• [Request] Look at each line of the records and count those with "title" in them. Please answer with the count alone.

• [Excerpted records]
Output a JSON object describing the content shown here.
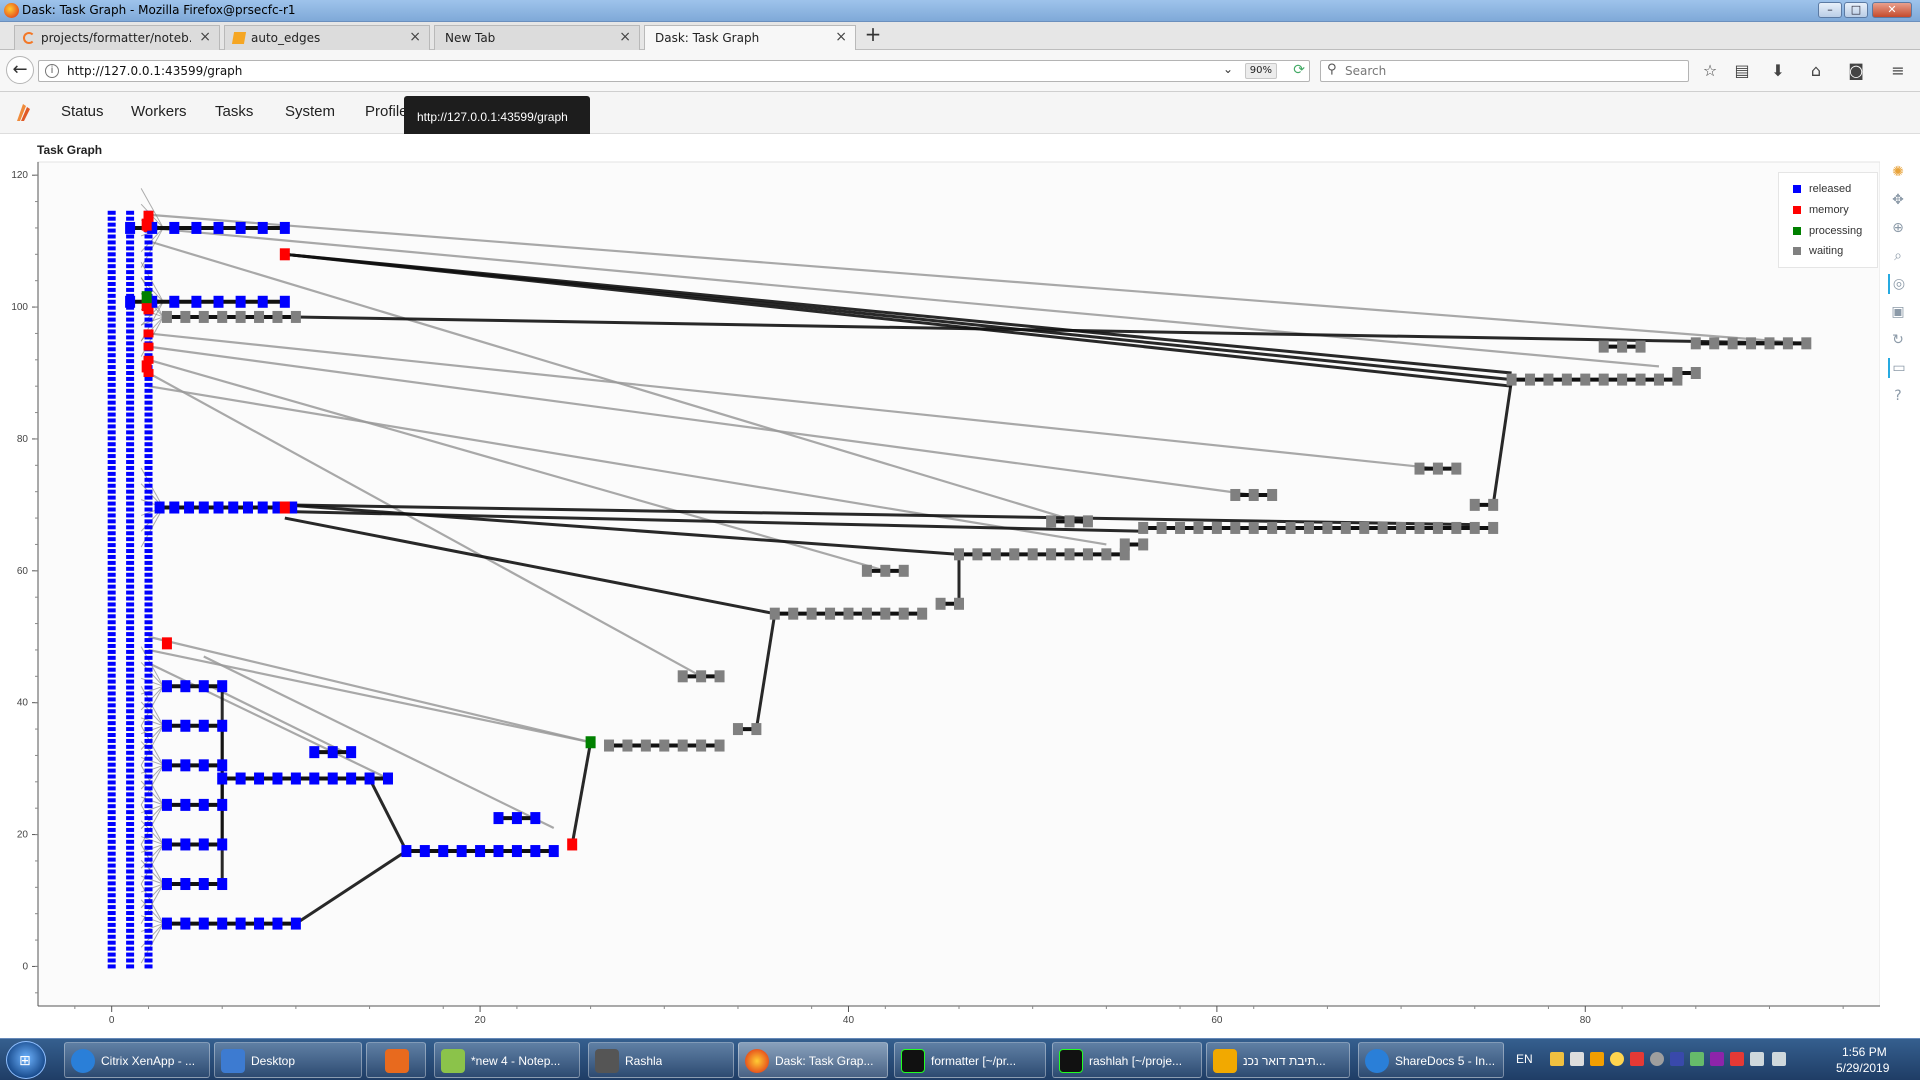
{
  "window": {
    "title": "Dask: Task Graph - Mozilla Firefox@prsecfc-r1"
  },
  "tabs": [
    {
      "label": "projects/formatter/noteb...",
      "icon": "jupyter-icon"
    },
    {
      "label": "auto_edges",
      "icon": "notebook-icon"
    },
    {
      "label": "New Tab",
      "icon": ""
    },
    {
      "label": "Dask: Task Graph",
      "icon": ""
    }
  ],
  "navbar": {
    "url": "http://127.0.0.1:43599/graph",
    "zoom": "90%",
    "search_placeholder": "Search"
  },
  "dask_nav": {
    "links": [
      "Status",
      "Workers",
      "Tasks",
      "System",
      "Profile"
    ],
    "tooltip": "http://127.0.0.1:43599/graph"
  },
  "plot": {
    "title": "Task Graph"
  },
  "legend": [
    {
      "label": "released",
      "color": "#0000ff"
    },
    {
      "label": "memory",
      "color": "#ff0000"
    },
    {
      "label": "processing",
      "color": "#008000"
    },
    {
      "label": "waiting",
      "color": "#808080"
    }
  ],
  "colors": {
    "released": "#0000ff",
    "memory": "#ff0000",
    "processing": "#008000",
    "waiting": "#808080"
  },
  "chart_data": {
    "type": "scatter",
    "title": "Task Graph",
    "x_ticks": [
      "0",
      "20",
      "40",
      "60",
      "80"
    ],
    "y_ticks": [
      "0",
      "20",
      "40",
      "60",
      "80",
      "100",
      "120"
    ],
    "xlim": [
      -4,
      96
    ],
    "ylim": [
      -6,
      122
    ],
    "legend_placement": "top-right",
    "grid": false,
    "node_groups": [
      {
        "state": "released",
        "y": 112,
        "x": [
          1,
          2.2,
          3.4,
          4.6,
          5.8,
          7,
          8.2,
          9.4
        ]
      },
      {
        "state": "released",
        "y": 100.8,
        "x": [
          1,
          2.2,
          3.4,
          4.6,
          5.8,
          7,
          8.2,
          9.4
        ]
      },
      {
        "state": "released",
        "y": 69.6,
        "x": [
          2.6,
          3.4,
          4.2,
          5,
          5.8,
          6.6,
          7.4,
          8.2,
          9,
          9.8
        ]
      },
      {
        "state": "released",
        "y": 42.5,
        "x": [
          3,
          4,
          5,
          6
        ]
      },
      {
        "state": "released",
        "y": 36.5,
        "x": [
          3,
          4,
          5,
          6
        ]
      },
      {
        "state": "released",
        "y": 30.5,
        "x": [
          3,
          4,
          5,
          6
        ]
      },
      {
        "state": "released",
        "y": 24.5,
        "x": [
          3,
          4,
          5,
          6
        ]
      },
      {
        "state": "released",
        "y": 18.5,
        "x": [
          3,
          4,
          5,
          6
        ]
      },
      {
        "state": "released",
        "y": 12.5,
        "x": [
          3,
          4,
          5,
          6
        ]
      },
      {
        "state": "released",
        "y": 6.5,
        "x": [
          3,
          4,
          5,
          6,
          7,
          8,
          9,
          10
        ]
      },
      {
        "state": "released",
        "y": 28.5,
        "x": [
          6,
          7,
          8,
          9,
          10,
          11,
          12,
          13,
          14,
          15
        ]
      },
      {
        "state": "released",
        "y": 32.5,
        "x": [
          11,
          12,
          13
        ]
      },
      {
        "state": "released",
        "y": 17.5,
        "x": [
          16,
          17,
          18,
          19,
          20,
          21,
          22,
          23,
          24
        ]
      },
      {
        "state": "released",
        "y": 22.5,
        "x": [
          21,
          22,
          23
        ]
      },
      {
        "state": "memory",
        "y": 112.5,
        "x": [
          1.9
        ]
      },
      {
        "state": "memory",
        "y": 108,
        "x": [
          9.4
        ]
      },
      {
        "state": "memory",
        "y": 100.3,
        "x": [
          1.9
        ]
      },
      {
        "state": "memory",
        "y": 91,
        "x": [
          1.9
        ]
      },
      {
        "state": "memory",
        "y": 69.6,
        "x": [
          9.4
        ]
      },
      {
        "state": "memory",
        "y": 49,
        "x": [
          3
        ]
      },
      {
        "state": "memory",
        "y": 18.5,
        "x": [
          25
        ]
      },
      {
        "state": "processing",
        "y": 34,
        "x": [
          26
        ]
      },
      {
        "state": "processing",
        "y": 101.5,
        "x": [
          1.9
        ]
      },
      {
        "state": "waiting",
        "y": 98.5,
        "x": [
          3,
          4,
          5,
          6,
          7,
          8,
          9,
          10
        ]
      },
      {
        "state": "waiting",
        "y": 33.5,
        "x": [
          27,
          28,
          29,
          30,
          31,
          32,
          33
        ]
      },
      {
        "state": "waiting",
        "y": 44,
        "x": [
          31,
          32,
          33
        ]
      },
      {
        "state": "waiting",
        "y": 36,
        "x": [
          34,
          35
        ]
      },
      {
        "state": "waiting",
        "y": 53.5,
        "x": [
          36,
          37,
          38,
          39,
          40,
          41,
          42,
          43,
          44
        ]
      },
      {
        "state": "waiting",
        "y": 60,
        "x": [
          41,
          42,
          43
        ]
      },
      {
        "state": "waiting",
        "y": 55,
        "x": [
          45,
          46
        ]
      },
      {
        "state": "waiting",
        "y": 62.5,
        "x": [
          46,
          47,
          48,
          49,
          50,
          51,
          52,
          53,
          54,
          55
        ]
      },
      {
        "state": "waiting",
        "y": 67.5,
        "x": [
          51,
          52,
          53
        ]
      },
      {
        "state": "waiting",
        "y": 64,
        "x": [
          55,
          56
        ]
      },
      {
        "state": "waiting",
        "y": 66.5,
        "x": [
          56,
          57,
          58,
          59,
          60,
          61,
          62,
          63,
          64,
          65,
          66,
          67,
          68,
          69,
          70,
          71,
          72,
          73,
          74,
          75
        ]
      },
      {
        "state": "waiting",
        "y": 71.5,
        "x": [
          61,
          62,
          63
        ]
      },
      {
        "state": "waiting",
        "y": 75.5,
        "x": [
          71,
          72,
          73
        ]
      },
      {
        "state": "waiting",
        "y": 70,
        "x": [
          74,
          75
        ]
      },
      {
        "state": "waiting",
        "y": 89,
        "x": [
          76,
          77,
          78,
          79,
          80,
          81,
          82,
          83,
          84,
          85
        ]
      },
      {
        "state": "waiting",
        "y": 94,
        "x": [
          81,
          82,
          83
        ]
      },
      {
        "state": "waiting",
        "y": 90,
        "x": [
          85,
          86
        ]
      },
      {
        "state": "waiting",
        "y": 94.5,
        "x": [
          86,
          87,
          88,
          89,
          90,
          91,
          92
        ]
      }
    ],
    "edges": [
      {
        "style": "gray",
        "from": [
          2,
          114
        ],
        "to": [
          92,
          94.5
        ]
      },
      {
        "style": "gray",
        "from": [
          2,
          112
        ],
        "to": [
          84,
          91
        ]
      },
      {
        "style": "gray",
        "from": [
          2,
          110
        ],
        "to": [
          53,
          67
        ]
      },
      {
        "style": "gray",
        "from": [
          2,
          96
        ],
        "to": [
          72,
          75.5
        ]
      },
      {
        "style": "gray",
        "from": [
          2,
          94
        ],
        "to": [
          62,
          71.5
        ]
      },
      {
        "style": "gray",
        "from": [
          2,
          92
        ],
        "to": [
          42,
          60
        ]
      },
      {
        "style": "gray",
        "from": [
          2,
          90
        ],
        "to": [
          32,
          44
        ]
      },
      {
        "style": "gray",
        "from": [
          2,
          88
        ],
        "to": [
          54,
          64
        ]
      },
      {
        "style": "gray",
        "from": [
          2,
          50
        ],
        "to": [
          26,
          34
        ]
      },
      {
        "style": "gray",
        "from": [
          2,
          48
        ],
        "to": [
          26,
          34
        ]
      },
      {
        "style": "gray",
        "from": [
          2,
          46
        ],
        "to": [
          15,
          28.5
        ]
      },
      {
        "style": "gray",
        "from": [
          5,
          47
        ],
        "to": [
          24,
          21
        ]
      },
      {
        "style": "gray",
        "from": [
          5,
          43
        ],
        "to": [
          13,
          32
        ]
      },
      {
        "style": "black",
        "from": [
          9.4,
          108
        ],
        "to": [
          76,
          89
        ]
      },
      {
        "style": "black",
        "from": [
          9.4,
          108
        ],
        "to": [
          76,
          90
        ]
      },
      {
        "style": "black",
        "from": [
          9.4,
          108
        ],
        "to": [
          76,
          88
        ]
      },
      {
        "style": "black",
        "from": [
          10,
          98.5
        ],
        "to": [
          92,
          94.5
        ]
      },
      {
        "style": "black",
        "from": [
          9.4,
          70
        ],
        "to": [
          74,
          67
        ]
      },
      {
        "style": "black",
        "from": [
          9.4,
          69
        ],
        "to": [
          56,
          66
        ]
      },
      {
        "style": "black",
        "from": [
          9.4,
          70
        ],
        "to": [
          46,
          62.5
        ]
      },
      {
        "style": "black",
        "from": [
          9.4,
          68
        ],
        "to": [
          36,
          53.5
        ]
      },
      {
        "style": "black",
        "from": [
          10,
          6.5
        ],
        "to": [
          16,
          17.5
        ]
      },
      {
        "style": "black",
        "from": [
          14,
          28.5
        ],
        "to": [
          16,
          17.5
        ]
      },
      {
        "style": "black",
        "from": [
          25,
          18.5
        ],
        "to": [
          26,
          34
        ]
      },
      {
        "style": "black",
        "from": [
          35,
          36
        ],
        "to": [
          36,
          53.5
        ]
      },
      {
        "style": "black",
        "from": [
          46,
          55
        ],
        "to": [
          46,
          62.5
        ]
      },
      {
        "style": "black",
        "from": [
          75,
          70
        ],
        "to": [
          76,
          89
        ]
      },
      {
        "style": "black",
        "from": [
          6,
          42.5
        ],
        "to": [
          6,
          28.5
        ]
      },
      {
        "style": "black",
        "from": [
          6,
          24.5
        ],
        "to": [
          6,
          28.5
        ]
      },
      {
        "style": "black",
        "from": [
          6,
          18.5
        ],
        "to": [
          6,
          28.5
        ]
      },
      {
        "style": "black",
        "from": [
          6,
          12.5
        ],
        "to": [
          6,
          28.5
        ]
      },
      {
        "style": "black",
        "from": [
          6,
          36.5
        ],
        "to": [
          6,
          28.5
        ]
      }
    ]
  },
  "taskbar": {
    "items": [
      {
        "label": "Citrix XenApp - ...",
        "icon": "ie-icon"
      },
      {
        "label": "Desktop",
        "icon": "desktop-icon"
      },
      {
        "label": "",
        "icon": "media-player-icon"
      },
      {
        "label": "*new 4 - Notep...",
        "icon": "notepad-icon"
      },
      {
        "label": "Rashla",
        "icon": "rashla-icon"
      },
      {
        "label": "Dask: Task Grap...",
        "icon": "firefox-icon"
      },
      {
        "label": "formatter [~/pr...",
        "icon": "pycharm-icon"
      },
      {
        "label": "rashlah [~/proje...",
        "icon": "pycharm-icon"
      },
      {
        "label": "תיבת דואר נכנ...",
        "icon": "outlook-icon"
      },
      {
        "label": "ShareDocs 5 - In...",
        "icon": "ie-icon"
      }
    ],
    "lang": "EN",
    "time": "1:56 PM",
    "date": "5/29/2019"
  }
}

• [Solution to this problem] 3